## Work required
Where "sauvage" appears in a line of the entries below, that line should be copied.

________________________________________

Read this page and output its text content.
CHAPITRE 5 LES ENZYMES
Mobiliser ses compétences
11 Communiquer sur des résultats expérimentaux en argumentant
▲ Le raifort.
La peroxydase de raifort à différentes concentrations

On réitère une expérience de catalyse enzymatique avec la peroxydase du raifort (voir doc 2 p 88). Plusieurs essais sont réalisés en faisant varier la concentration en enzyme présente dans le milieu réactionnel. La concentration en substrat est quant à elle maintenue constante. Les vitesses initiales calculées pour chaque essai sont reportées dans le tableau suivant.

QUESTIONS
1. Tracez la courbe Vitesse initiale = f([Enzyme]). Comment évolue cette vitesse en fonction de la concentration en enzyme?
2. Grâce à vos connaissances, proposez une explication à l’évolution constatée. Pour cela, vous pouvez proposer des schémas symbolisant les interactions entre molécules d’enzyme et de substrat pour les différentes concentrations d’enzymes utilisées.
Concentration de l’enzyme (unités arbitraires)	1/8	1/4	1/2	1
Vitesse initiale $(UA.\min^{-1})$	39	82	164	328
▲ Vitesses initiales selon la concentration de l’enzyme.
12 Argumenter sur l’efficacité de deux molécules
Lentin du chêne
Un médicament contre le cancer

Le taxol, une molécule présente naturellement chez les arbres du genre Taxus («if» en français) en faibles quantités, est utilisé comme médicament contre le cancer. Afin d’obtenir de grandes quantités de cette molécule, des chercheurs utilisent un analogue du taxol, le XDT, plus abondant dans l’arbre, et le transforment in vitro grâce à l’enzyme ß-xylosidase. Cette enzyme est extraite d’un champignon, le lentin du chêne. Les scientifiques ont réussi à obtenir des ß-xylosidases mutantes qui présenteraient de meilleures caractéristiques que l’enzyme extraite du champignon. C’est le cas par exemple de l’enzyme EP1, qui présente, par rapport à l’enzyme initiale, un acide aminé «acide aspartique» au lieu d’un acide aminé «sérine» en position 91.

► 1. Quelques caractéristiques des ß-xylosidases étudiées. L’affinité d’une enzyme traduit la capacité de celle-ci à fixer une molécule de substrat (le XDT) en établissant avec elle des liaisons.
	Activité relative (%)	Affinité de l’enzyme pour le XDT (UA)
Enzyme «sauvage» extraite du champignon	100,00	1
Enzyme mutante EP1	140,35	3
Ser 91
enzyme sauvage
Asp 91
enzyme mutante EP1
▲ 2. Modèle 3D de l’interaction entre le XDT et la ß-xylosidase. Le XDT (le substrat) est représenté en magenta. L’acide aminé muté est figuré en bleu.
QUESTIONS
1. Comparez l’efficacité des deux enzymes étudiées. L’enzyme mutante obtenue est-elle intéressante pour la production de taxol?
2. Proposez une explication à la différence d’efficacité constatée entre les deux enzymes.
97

________________________________________

## Solution for this task
Enzyme «sauvage» extraite du champignon	100,00	1
enzyme sauvage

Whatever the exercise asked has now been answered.